[Stored data entries]

'''

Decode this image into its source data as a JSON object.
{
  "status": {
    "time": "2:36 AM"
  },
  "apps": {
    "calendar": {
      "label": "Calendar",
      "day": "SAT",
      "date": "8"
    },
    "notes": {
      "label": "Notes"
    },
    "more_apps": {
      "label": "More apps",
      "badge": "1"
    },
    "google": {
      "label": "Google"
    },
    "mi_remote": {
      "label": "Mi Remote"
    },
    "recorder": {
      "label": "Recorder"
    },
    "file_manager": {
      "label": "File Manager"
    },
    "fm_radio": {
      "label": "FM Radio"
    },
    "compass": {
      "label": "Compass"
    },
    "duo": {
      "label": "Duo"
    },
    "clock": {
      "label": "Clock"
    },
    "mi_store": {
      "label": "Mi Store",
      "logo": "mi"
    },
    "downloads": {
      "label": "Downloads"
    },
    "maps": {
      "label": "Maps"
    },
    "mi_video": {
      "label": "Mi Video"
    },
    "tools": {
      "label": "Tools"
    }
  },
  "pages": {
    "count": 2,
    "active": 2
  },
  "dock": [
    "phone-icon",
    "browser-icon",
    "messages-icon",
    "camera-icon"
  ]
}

'''

## CHALLENGE
Answer with one number only: how many lines above contain the word "icon".

## SOLUTION TO THE PROBLEM
4